What needs to be done: Reproduce all of the material word for word.

begin Entries provided

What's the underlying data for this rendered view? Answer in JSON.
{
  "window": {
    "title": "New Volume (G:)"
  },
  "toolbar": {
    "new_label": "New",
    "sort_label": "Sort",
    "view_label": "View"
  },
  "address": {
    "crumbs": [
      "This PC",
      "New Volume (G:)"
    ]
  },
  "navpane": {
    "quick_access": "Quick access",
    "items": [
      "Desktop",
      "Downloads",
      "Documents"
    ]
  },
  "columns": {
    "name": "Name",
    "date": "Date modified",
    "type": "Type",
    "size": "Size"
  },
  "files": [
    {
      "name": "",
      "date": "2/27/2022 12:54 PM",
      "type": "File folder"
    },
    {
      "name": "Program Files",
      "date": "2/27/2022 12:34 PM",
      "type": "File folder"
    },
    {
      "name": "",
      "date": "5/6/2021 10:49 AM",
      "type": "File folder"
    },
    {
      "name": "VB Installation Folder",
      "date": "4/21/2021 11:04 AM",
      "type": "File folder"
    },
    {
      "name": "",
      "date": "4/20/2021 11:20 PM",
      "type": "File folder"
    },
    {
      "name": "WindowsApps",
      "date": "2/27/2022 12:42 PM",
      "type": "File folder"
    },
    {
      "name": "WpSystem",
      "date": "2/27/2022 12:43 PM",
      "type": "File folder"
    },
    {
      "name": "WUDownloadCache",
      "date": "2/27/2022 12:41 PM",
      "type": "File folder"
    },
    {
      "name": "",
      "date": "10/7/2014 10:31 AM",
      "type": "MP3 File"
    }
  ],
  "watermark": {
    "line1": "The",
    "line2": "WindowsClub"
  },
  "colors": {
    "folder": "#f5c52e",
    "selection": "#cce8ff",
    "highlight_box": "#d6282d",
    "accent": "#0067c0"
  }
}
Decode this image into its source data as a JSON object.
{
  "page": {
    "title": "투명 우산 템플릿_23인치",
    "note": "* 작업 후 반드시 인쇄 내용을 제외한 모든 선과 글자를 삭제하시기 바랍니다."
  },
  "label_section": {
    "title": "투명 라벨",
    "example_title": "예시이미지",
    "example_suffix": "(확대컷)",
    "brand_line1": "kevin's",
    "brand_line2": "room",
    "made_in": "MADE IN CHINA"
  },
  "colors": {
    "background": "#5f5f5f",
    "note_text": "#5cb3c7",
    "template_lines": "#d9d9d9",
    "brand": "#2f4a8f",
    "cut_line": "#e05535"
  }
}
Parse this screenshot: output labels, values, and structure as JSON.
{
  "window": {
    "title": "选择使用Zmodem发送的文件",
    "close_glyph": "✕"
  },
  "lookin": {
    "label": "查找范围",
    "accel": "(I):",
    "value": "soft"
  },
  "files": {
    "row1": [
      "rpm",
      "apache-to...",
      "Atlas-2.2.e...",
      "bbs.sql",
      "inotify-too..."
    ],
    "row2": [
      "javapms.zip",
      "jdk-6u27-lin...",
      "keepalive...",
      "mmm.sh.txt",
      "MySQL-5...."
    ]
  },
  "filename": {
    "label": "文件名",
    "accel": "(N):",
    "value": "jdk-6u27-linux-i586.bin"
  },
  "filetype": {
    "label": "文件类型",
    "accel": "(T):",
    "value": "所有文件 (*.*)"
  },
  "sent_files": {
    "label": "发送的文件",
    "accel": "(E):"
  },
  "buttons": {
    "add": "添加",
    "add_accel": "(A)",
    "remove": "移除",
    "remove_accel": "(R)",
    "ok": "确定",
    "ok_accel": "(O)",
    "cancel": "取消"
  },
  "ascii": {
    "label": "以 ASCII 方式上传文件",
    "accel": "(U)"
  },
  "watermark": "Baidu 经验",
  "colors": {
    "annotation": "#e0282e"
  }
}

end Entries provided

Completed task:
What's the underlying data for this rendered view? Answer in JSON.
{
  "window": {
    "title": "New Volume (G:)"
  },
  "toolbar": {
    "new_label": "New",
    "sort_label": "Sort",
    "view_label": "View"
  },
  "address": {
    "crumbs": [
      "This PC",
      "New Volume (G:)"
    ]
  },
  "navpane": {
    "quick_access": "Quick access",
    "items": [
      "Desktop",
      "Downloads",
      "Documents"
    ]
  },
  "columns": {
    "name": "Name",
    "date": "Date modified",
    "type": "Type",
    "size": "Size"
  },
  "files": [
    {
      "name": "",
      "date": "2/27/2022 12:54 PM",
      "type": "File folder"
    },
    {
      "name": "Program Files",
      "date": "2/27/2022 12:34 PM",
      "type": "File folder"
    },
    {
      "name": "",
      "date": "5/6/2021 10:49 AM",
      "type": "File folder"
    },
    {
      "name": "VB Installation Folder",
      "date": "4/21/2021 11:04 AM",
      "type": "File folder"
    },
    {
      "name": "",
      "date": "4/20/2021 11:20 PM",
      "type": "File folder"
    },
    {
      "name": "WindowsApps",
      "date": "2/27/2022 12:42 PM",
      "type": "File folder"
    },
    {
      "name": "WpSystem",
      "date": "2/27/2022 12:43 PM",
      "type": "File folder"
    },
    {
      "name": "WUDownloadCache",
      "date": "2/27/2022 12:41 PM",
      "type": "File folder"
    },
    {
      "name": "",
      "date": "10/7/2014 10:31 AM",
      "type": "MP3 File"
    }
  ],
  "watermark": {
    "line1": "The",
    "line2": "WindowsClub"
  },
  "colors": {
    "folder": "#f5c52e",
    "selection": "#cce8ff",
    "highlight_box": "#d6282d",
    "accent": "#0067c0"
  }
}
Decode this image into its source data as a JSON object.
{
  "page": {
    "title": "투명 우산 템플릿_23인치",
    "note": "* 작업 후 반드시 인쇄 내용을 제외한 모든 선과 글자를 삭제하시기 바랍니다."
  },
  "label_section": {
    "title": "투명 라벨",
    "example_title": "예시이미지",
    "example_suffix": "(확대컷)",
    "brand_line1": "kevin's",
    "brand_line2": "room",
    "made_in": "MADE IN CHINA"
  },
  "colors": {
    "background": "#5f5f5f",
    "note_text": "#5cb3c7",
    "template_lines": "#d9d9d9",
    "brand": "#2f4a8f",
    "cut_line": "#e05535"
  }
}
Parse this screenshot: output labels, values, and structure as JSON.
{
  "window": {
    "title": "选择使用Zmodem发送的文件",
    "close_glyph": "✕"
  },
  "lookin": {
    "label": "查找范围",
    "accel": "(I):",
    "value": "soft"
  },
  "files": {
    "row1": [
      "rpm",
      "apache-to...",
      "Atlas-2.2.e...",
      "bbs.sql",
      "inotify-too..."
    ],
    "row2": [
      "javapms.zip",
      "jdk-6u27-lin...",
      "keepalive...",
      "mmm.sh.txt",
      "MySQL-5...."
    ]
  },
  "filename": {
    "label": "文件名",
    "accel": "(N):",
    "value": "jdk-6u27-linux-i586.bin"
  },
  "filetype": {
    "label": "文件类型",
    "accel": "(T):",
    "value": "所有文件 (*.*)"
  },
  "sent_files": {
    "label": "发送的文件",
    "accel": "(E):"
  },
  "buttons": {
    "add": "添加",
    "add_accel": "(A)",
    "remove": "移除",
    "remove_accel": "(R)",
    "ok": "确定",
    "ok_accel": "(O)",
    "cancel": "取消"
  },
  "ascii": {
    "label": "以 ASCII 方式上传文件",
    "accel": "(U)"
  },
  "watermark": "Baidu 经验",
  "colors": {
    "annotation": "#e0282e"
  }
}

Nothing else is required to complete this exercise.